**Exercise requirements**
Repeat every entry in the listing below, exactly.

**Stored data**
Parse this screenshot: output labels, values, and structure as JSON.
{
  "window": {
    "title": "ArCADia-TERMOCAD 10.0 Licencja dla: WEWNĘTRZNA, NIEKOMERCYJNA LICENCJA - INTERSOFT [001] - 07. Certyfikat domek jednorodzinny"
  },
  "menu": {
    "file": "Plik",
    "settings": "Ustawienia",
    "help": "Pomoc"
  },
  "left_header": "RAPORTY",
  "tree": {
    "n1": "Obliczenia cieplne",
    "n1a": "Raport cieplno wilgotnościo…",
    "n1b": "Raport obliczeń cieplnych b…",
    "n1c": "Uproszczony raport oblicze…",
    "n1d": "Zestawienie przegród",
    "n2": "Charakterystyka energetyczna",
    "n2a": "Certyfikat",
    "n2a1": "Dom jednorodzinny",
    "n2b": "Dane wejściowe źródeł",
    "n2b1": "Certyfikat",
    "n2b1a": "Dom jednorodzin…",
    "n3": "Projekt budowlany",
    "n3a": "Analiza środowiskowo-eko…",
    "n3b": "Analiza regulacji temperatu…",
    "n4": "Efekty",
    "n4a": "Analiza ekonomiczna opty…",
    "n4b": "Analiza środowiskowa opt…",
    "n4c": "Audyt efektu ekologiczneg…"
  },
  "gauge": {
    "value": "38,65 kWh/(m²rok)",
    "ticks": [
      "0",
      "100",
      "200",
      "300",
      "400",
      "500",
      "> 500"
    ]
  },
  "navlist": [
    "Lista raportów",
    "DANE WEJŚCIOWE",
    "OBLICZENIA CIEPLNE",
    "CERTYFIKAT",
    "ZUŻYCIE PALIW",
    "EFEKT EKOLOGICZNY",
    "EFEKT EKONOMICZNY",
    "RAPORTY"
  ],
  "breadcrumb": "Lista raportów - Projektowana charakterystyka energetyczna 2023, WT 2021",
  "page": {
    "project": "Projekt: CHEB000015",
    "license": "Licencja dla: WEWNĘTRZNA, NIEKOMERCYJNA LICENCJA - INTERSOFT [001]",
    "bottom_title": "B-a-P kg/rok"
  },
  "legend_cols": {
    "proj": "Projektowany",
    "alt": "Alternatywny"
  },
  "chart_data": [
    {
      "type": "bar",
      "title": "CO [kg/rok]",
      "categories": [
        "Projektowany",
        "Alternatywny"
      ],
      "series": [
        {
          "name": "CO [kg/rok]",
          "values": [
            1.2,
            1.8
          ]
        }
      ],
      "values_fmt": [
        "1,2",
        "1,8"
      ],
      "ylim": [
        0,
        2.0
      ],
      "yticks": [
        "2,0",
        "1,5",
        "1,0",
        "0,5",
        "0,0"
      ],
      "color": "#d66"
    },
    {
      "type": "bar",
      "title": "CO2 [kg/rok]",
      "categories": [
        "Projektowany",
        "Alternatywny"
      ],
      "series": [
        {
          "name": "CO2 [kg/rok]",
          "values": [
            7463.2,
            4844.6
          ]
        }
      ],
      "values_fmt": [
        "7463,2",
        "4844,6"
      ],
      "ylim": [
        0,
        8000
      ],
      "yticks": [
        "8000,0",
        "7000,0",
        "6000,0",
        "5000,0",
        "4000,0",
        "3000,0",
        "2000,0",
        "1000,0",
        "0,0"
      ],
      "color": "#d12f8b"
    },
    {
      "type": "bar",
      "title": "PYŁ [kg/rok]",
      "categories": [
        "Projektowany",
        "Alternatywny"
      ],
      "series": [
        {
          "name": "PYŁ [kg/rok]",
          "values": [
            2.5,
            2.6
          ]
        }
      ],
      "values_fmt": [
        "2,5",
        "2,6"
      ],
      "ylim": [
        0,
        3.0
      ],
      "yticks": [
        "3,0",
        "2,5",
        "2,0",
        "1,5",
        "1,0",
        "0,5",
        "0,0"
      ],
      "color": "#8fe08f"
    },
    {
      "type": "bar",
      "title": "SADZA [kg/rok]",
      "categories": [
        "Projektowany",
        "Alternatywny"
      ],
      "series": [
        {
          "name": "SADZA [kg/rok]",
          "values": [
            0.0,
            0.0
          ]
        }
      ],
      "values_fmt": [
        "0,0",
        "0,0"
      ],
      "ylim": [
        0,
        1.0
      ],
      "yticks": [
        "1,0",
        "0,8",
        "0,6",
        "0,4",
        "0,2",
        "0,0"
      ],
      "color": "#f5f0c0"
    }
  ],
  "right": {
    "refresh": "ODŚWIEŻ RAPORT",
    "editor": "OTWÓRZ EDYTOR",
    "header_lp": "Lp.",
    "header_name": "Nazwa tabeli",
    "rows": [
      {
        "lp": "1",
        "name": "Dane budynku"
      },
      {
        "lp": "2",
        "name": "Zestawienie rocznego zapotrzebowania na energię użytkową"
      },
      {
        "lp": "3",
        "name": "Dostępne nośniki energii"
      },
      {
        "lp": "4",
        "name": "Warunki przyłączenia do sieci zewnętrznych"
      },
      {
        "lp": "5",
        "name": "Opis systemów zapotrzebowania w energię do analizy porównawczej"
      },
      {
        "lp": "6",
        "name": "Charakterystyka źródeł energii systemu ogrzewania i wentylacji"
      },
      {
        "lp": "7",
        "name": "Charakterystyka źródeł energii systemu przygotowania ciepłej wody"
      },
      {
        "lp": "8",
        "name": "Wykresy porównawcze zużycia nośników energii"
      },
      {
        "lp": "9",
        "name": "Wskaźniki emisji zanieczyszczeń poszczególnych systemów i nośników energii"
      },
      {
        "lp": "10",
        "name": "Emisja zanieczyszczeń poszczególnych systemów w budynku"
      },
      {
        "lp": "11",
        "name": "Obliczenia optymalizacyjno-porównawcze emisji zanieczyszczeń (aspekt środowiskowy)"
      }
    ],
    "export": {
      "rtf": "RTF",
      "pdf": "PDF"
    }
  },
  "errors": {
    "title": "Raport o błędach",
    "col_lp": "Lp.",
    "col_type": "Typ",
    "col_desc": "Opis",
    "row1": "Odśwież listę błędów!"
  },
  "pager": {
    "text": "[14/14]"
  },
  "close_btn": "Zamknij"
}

**Output of the task**
Parse this screenshot: output labels, values, and structure as JSON.
{
  "window": {
    "title": "ArCADia-TERMOCAD 10.0 Licencja dla: WEWNĘTRZNA, NIEKOMERCYJNA LICENCJA - INTERSOFT [001] - 07. Certyfikat domek jednorodzinny"
  },
  "menu": {
    "file": "Plik",
    "settings": "Ustawienia",
    "help": "Pomoc"
  },
  "left_header": "RAPORTY",
  "tree": {
    "n1": "Obliczenia cieplne",
    "n1a": "Raport cieplno wilgotnościo…",
    "n1b": "Raport obliczeń cieplnych b…",
    "n1c": "Uproszczony raport oblicze…",
    "n1d": "Zestawienie przegród",
    "n2": "Charakterystyka energetyczna",
    "n2a": "Certyfikat",
    "n2a1": "Dom jednorodzinny",
    "n2b": "Dane wejściowe źródeł",
    "n2b1": "Certyfikat",
    "n2b1a": "Dom jednorodzin…",
    "n3": "Projekt budowlany",
    "n3a": "Analiza środowiskowo-eko…",
    "n3b": "Analiza regulacji temperatu…",
    "n4": "Efekty",
    "n4a": "Analiza ekonomiczna opty…",
    "n4b": "Analiza środowiskowa opt…",
    "n4c": "Audyt efektu ekologiczneg…"
  },
  "gauge": {
    "value": "38,65 kWh/(m²rok)",
    "ticks": [
      "0",
      "100",
      "200",
      "300",
      "400",
      "500",
      "> 500"
    ]
  },
  "navlist": [
    "Lista raportów",
    "DANE WEJŚCIOWE",
    "OBLICZENIA CIEPLNE",
    "CERTYFIKAT",
    "ZUŻYCIE PALIW",
    "EFEKT EKOLOGICZNY",
    "EFEKT EKONOMICZNY",
    "RAPORTY"
  ],
  "breadcrumb": "Lista raportów - Projektowana charakterystyka energetyczna 2023, WT 2021",
  "page": {
    "project": "Projekt: CHEB000015",
    "license": "Licencja dla: WEWNĘTRZNA, NIEKOMERCYJNA LICENCJA - INTERSOFT [001]",
    "bottom_title": "B-a-P kg/rok"
  },
  "legend_cols": {
    "proj": "Projektowany",
    "alt": "Alternatywny"
  },
  "chart_data": [
    {
      "type": "bar",
      "title": "CO [kg/rok]",
      "categories": [
        "Projektowany",
        "Alternatywny"
      ],
      "series": [
        {
          "name": "CO [kg/rok]",
          "values": [
            1.2,
            1.8
          ]
        }
      ],
      "values_fmt": [
        "1,2",
        "1,8"
      ],
      "ylim": [
        0,
        2.0
      ],
      "yticks": [
        "2,0",
        "1,5",
        "1,0",
        "0,5",
        "0,0"
      ],
      "color": "#d66"
    },
    {
      "type": "bar",
      "title": "CO2 [kg/rok]",
      "categories": [
        "Projektowany",
        "Alternatywny"
      ],
      "series": [
        {
          "name": "CO2 [kg/rok]",
          "values": [
            7463.2,
            4844.6
          ]
        }
      ],
      "values_fmt": [
        "7463,2",
        "4844,6"
      ],
      "ylim": [
        0,
        8000
      ],
      "yticks": [
        "8000,0",
        "7000,0",
        "6000,0",
        "5000,0",
        "4000,0",
        "3000,0",
        "2000,0",
        "1000,0",
        "0,0"
      ],
      "color": "#d12f8b"
    },
    {
      "type": "bar",
      "title": "PYŁ [kg/rok]",
      "categories": [
        "Projektowany",
        "Alternatywny"
      ],
      "series": [
        {
          "name": "PYŁ [kg/rok]",
          "values": [
            2.5,
            2.6
          ]
        }
      ],
      "values_fmt": [
        "2,5",
        "2,6"
      ],
      "ylim": [
        0,
        3.0
      ],
      "yticks": [
        "3,0",
        "2,5",
        "2,0",
        "1,5",
        "1,0",
        "0,5",
        "0,0"
      ],
      "color": "#8fe08f"
    },
    {
      "type": "bar",
      "title": "SADZA [kg/rok]",
      "categories": [
        "Projektowany",
        "Alternatywny"
      ],
      "series": [
        {
          "name": "SADZA [kg/rok]",
          "values": [
            0.0,
            0.0
          ]
        }
      ],
      "values_fmt": [
        "0,0",
        "0,0"
      ],
      "ylim": [
        0,
        1.0
      ],
      "yticks": [
        "1,0",
        "0,8",
        "0,6",
        "0,4",
        "0,2",
        "0,0"
      ],
      "color": "#f5f0c0"
    }
  ],
  "right": {
    "refresh": "ODŚWIEŻ RAPORT",
    "editor": "OTWÓRZ EDYTOR",
    "header_lp": "Lp.",
    "header_name": "Nazwa tabeli",
    "rows": [
      {
        "lp": "1",
        "name": "Dane budynku"
      },
      {
        "lp": "2",
        "name": "Zestawienie rocznego zapotrzebowania na energię użytkową"
      },
      {
        "lp": "3",
        "name": "Dostępne nośniki energii"
      },
      {
        "lp": "4",
        "name": "Warunki przyłączenia do sieci zewnętrznych"
      },
      {
        "lp": "5",
        "name": "Opis systemów zapotrzebowania w energię do analizy porównawczej"
      },
      {
        "lp": "6",
        "name": "Charakterystyka źródeł energii systemu ogrzewania i wentylacji"
      },
      {
        "lp": "7",
        "name": "Charakterystyka źródeł energii systemu przygotowania ciepłej wody"
      },
      {
        "lp": "8",
        "name": "Wykresy porównawcze zużycia nośników energii"
      },
      {
        "lp": "9",
        "name": "Wskaźniki emisji zanieczyszczeń poszczególnych systemów i nośników energii"
      },
      {
        "lp": "10",
        "name": "Emisja zanieczyszczeń poszczególnych systemów w budynku"
      },
      {
        "lp": "11",
        "name": "Obliczenia optymalizacyjno-porównawcze emisji zanieczyszczeń (aspekt środowiskowy)"
      }
    ],
    "export": {
      "rtf": "RTF",
      "pdf": "PDF"
    }
  },
  "errors": {
    "title": "Raport o błędach",
    "col_lp": "Lp.",
    "col_type": "Typ",
    "col_desc": "Opis",
    "row1": "Odśwież listę błędów!"
  },
  "pager": {
    "text": "[14/14]"
  },
  "close_btn": "Zamknij"
}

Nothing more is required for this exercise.